Start of DATA EXTRACT
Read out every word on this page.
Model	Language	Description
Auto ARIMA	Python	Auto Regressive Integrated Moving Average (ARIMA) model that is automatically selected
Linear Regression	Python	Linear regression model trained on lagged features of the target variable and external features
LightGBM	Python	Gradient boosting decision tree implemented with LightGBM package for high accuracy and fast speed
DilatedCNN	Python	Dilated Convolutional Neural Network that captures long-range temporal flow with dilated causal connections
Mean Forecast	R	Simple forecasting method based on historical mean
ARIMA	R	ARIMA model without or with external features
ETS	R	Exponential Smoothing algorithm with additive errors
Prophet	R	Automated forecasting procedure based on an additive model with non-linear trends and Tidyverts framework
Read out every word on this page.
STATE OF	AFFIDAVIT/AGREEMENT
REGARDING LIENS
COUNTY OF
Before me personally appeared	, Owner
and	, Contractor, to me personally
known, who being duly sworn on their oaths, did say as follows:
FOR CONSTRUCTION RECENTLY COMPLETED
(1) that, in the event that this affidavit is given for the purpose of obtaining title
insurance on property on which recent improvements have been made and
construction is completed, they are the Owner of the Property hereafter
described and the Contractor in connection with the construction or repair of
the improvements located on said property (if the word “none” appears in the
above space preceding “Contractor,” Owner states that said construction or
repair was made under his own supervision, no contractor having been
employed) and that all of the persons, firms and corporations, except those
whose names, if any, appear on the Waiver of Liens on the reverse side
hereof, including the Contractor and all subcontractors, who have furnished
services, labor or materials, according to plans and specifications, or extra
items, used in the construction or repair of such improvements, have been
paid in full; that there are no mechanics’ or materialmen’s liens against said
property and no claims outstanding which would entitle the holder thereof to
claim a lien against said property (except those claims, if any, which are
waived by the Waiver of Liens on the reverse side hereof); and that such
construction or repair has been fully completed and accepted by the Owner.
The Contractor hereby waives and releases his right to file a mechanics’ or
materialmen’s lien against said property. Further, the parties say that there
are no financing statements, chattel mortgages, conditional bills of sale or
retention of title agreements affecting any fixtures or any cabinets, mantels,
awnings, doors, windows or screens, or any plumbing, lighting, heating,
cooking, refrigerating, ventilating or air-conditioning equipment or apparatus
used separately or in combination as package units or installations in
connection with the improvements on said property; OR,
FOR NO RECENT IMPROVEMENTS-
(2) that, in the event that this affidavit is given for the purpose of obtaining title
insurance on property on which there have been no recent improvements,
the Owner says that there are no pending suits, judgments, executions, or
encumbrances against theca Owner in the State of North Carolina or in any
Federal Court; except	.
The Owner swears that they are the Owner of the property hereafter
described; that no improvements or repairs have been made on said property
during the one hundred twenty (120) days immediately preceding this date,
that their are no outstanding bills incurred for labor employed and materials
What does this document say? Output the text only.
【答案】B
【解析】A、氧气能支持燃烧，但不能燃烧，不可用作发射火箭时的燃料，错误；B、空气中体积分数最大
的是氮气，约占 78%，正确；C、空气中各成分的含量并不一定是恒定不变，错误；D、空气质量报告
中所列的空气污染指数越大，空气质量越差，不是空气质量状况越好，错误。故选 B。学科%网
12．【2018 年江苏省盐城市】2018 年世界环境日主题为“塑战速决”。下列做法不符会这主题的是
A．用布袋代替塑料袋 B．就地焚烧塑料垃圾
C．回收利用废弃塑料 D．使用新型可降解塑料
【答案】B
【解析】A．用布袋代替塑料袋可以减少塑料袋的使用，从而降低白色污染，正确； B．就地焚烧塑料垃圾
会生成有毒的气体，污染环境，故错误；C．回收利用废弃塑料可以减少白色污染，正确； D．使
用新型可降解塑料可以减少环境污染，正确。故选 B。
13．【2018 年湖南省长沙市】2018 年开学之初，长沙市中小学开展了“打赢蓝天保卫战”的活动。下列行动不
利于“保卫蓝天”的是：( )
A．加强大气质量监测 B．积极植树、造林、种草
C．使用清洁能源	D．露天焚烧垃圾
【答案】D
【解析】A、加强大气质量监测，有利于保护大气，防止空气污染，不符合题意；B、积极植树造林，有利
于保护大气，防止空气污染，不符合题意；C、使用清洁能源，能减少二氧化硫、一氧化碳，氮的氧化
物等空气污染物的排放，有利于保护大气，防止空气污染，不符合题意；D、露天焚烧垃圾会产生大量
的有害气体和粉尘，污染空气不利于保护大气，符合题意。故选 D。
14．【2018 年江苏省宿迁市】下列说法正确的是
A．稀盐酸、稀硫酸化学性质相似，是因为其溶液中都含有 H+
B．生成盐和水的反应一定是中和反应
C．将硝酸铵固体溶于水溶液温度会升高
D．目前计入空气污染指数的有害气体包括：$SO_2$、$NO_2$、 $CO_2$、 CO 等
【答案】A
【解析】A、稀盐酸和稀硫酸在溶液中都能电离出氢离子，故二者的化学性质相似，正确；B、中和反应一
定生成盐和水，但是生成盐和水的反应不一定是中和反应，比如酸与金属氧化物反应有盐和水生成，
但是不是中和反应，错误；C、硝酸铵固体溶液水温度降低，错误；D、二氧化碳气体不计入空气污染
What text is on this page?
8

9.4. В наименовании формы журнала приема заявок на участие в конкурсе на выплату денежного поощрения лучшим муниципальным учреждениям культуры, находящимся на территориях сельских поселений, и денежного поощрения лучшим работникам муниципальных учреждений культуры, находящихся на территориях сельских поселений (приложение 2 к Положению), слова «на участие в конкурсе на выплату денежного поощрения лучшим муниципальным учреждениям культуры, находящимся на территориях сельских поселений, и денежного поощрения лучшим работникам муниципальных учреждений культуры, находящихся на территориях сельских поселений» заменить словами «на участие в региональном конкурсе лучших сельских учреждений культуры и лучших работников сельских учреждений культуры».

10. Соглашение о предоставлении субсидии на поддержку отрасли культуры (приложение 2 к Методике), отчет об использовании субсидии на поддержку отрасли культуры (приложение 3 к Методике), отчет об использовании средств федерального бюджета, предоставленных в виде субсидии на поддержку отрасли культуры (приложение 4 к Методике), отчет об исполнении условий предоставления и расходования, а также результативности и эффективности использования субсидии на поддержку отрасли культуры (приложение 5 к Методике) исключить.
End of DATA EXTRACT
= PROBLEM =
Only the lines from the one with "What text is on this page?" through the end of the material are wanted; copy them exactly, both ends included.

= TASK SOLUTION =
What text is on this page?
8

9.4. В наименовании формы журнала приема заявок на участие в конкурсе на выплату денежного поощрения лучшим муниципальным учреждениям культуры, находящимся на территориях сельских поселений, и денежного поощрения лучшим работникам муниципальных учреждений культуры, находящихся на территориях сельских поселений (приложение 2 к Положению), слова «на участие в конкурсе на выплату денежного поощрения лучшим муниципальным учреждениям культуры, находящимся на территориях сельских поселений, и денежного поощрения лучшим работникам муниципальных учреждений культуры, находящихся на территориях сельских поселений» заменить словами «на участие в региональном конкурсе лучших сельских учреждений культуры и лучших работников сельских учреждений культуры».

10. Соглашение о предоставлении субсидии на поддержку отрасли культуры (приложение 2 к Методике), отчет об использовании субсидии на поддержку отрасли культуры (приложение 3 к Методике), отчет об использовании средств федерального бюджета, предоставленных в виде субсидии на поддержку отрасли культуры (приложение 4 к Методике), отчет об исполнении условий предоставления и расходования, а также результативности и эффективности использования субсидии на поддержку отрасли культуры (приложение 5 к Методике) исключить.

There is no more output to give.